◆ Problem requirements
Return all entries precisely as they stand, without the images.

◆ Task inputs
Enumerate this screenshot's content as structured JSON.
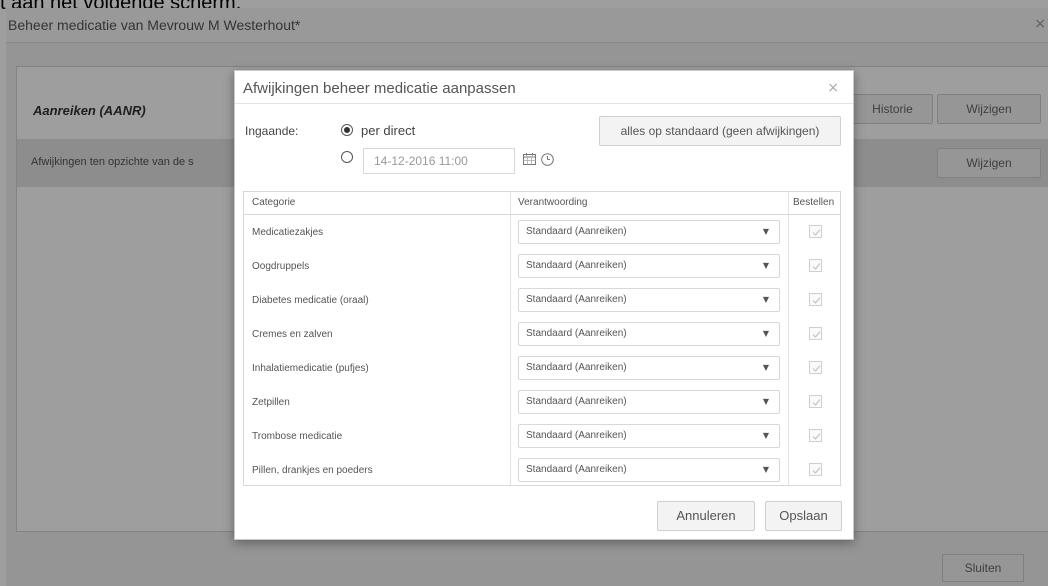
{
  "top_fragment": "t aan het volgende scherm.",
  "window": {
    "title": "Beheer medicatie van Mevrouw M Westerhout*",
    "close_glyph": "×"
  },
  "panel": {
    "heading": "Aanreiken (AANR)",
    "historie_label": "Historie",
    "wijzigen_label": "Wijzigen",
    "row_text": "Afwijkingen ten opzichte van de s",
    "row_wijzigen_label": "Wijzigen",
    "sluiten_label": "Sluiten"
  },
  "modal": {
    "title": "Afwijkingen beheer medicatie aanpassen",
    "close_glyph": "×",
    "ingaande_label": "Ingaande:",
    "per_direct_label": "per direct",
    "date_value": "14-12-2016 11:00",
    "standaard_button": "alles op standaard (geen afwijkingen)",
    "columns": {
      "categorie": "Categorie",
      "verantwoording": "Verantwoording",
      "bestellen": "Bestellen"
    },
    "rows": [
      {
        "categorie": "Medicatiezakjes",
        "verantwoording": "Standaard (Aanreiken)",
        "bestellen": true
      },
      {
        "categorie": "Oogdruppels",
        "verantwoording": "Standaard (Aanreiken)",
        "bestellen": true
      },
      {
        "categorie": "Diabetes medicatie (oraal)",
        "verantwoording": "Standaard (Aanreiken)",
        "bestellen": true
      },
      {
        "categorie": "Cremes en zalven",
        "verantwoording": "Standaard (Aanreiken)",
        "bestellen": true
      },
      {
        "categorie": "Inhalatiemedicatie (pufjes)",
        "verantwoording": "Standaard (Aanreiken)",
        "bestellen": true
      },
      {
        "categorie": "Zetpillen",
        "verantwoording": "Standaard (Aanreiken)",
        "bestellen": true
      },
      {
        "categorie": "Trombose medicatie",
        "verantwoording": "Standaard (Aanreiken)",
        "bestellen": true
      },
      {
        "categorie": "Pillen, drankjes en poeders",
        "verantwoording": "Standaard (Aanreiken)",
        "bestellen": true
      }
    ],
    "annuleren_label": "Annuleren",
    "opslaan_label": "Opslaan",
    "dropdown_arrow": "▼"
  }
}
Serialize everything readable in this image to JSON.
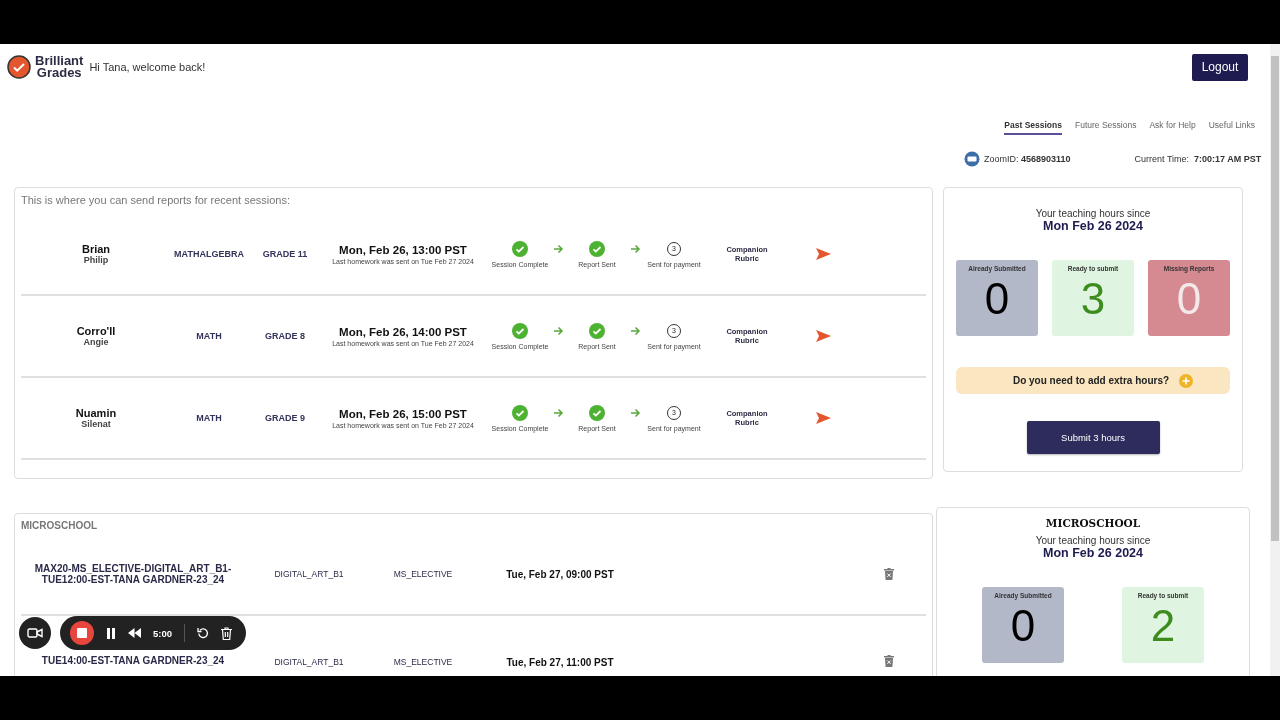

◆ Correct response
Enumerate this screenshot's content as structured JSON.
{
  "top_fragment": "t aan het volgende scherm.",
  "window": {
    "title": "Beheer medicatie van Mevrouw M Westerhout*",
    "close_glyph": "×"
  },
  "panel": {
    "heading": "Aanreiken (AANR)",
    "historie_label": "Historie",
    "wijzigen_label": "Wijzigen",
    "row_text": "Afwijkingen ten opzichte van de s",
    "row_wijzigen_label": "Wijzigen",
    "sluiten_label": "Sluiten"
  },
  "modal": {
    "title": "Afwijkingen beheer medicatie aanpassen",
    "close_glyph": "×",
    "ingaande_label": "Ingaande:",
    "per_direct_label": "per direct",
    "date_value": "14-12-2016 11:00",
    "standaard_button": "alles op standaard (geen afwijkingen)",
    "columns": {
      "categorie": "Categorie",
      "verantwoording": "Verantwoording",
      "bestellen": "Bestellen"
    },
    "rows": [
      {
        "categorie": "Medicatiezakjes",
        "verantwoording": "Standaard (Aanreiken)",
        "bestellen": true
      },
      {
        "categorie": "Oogdruppels",
        "verantwoording": "Standaard (Aanreiken)",
        "bestellen": true
      },
      {
        "categorie": "Diabetes medicatie (oraal)",
        "verantwoording": "Standaard (Aanreiken)",
        "bestellen": true
      },
      {
        "categorie": "Cremes en zalven",
        "verantwoording": "Standaard (Aanreiken)",
        "bestellen": true
      },
      {
        "categorie": "Inhalatiemedicatie (pufjes)",
        "verantwoording": "Standaard (Aanreiken)",
        "bestellen": true
      },
      {
        "categorie": "Zetpillen",
        "verantwoording": "Standaard (Aanreiken)",
        "bestellen": true
      },
      {
        "categorie": "Trombose medicatie",
        "verantwoording": "Standaard (Aanreiken)",
        "bestellen": true
      },
      {
        "categorie": "Pillen, drankjes en poeders",
        "verantwoording": "Standaard (Aanreiken)",
        "bestellen": true
      }
    ],
    "annuleren_label": "Annuleren",
    "opslaan_label": "Opslaan",
    "dropdown_arrow": "▼"
  }
}
Serialize everything readable in this image to JSON.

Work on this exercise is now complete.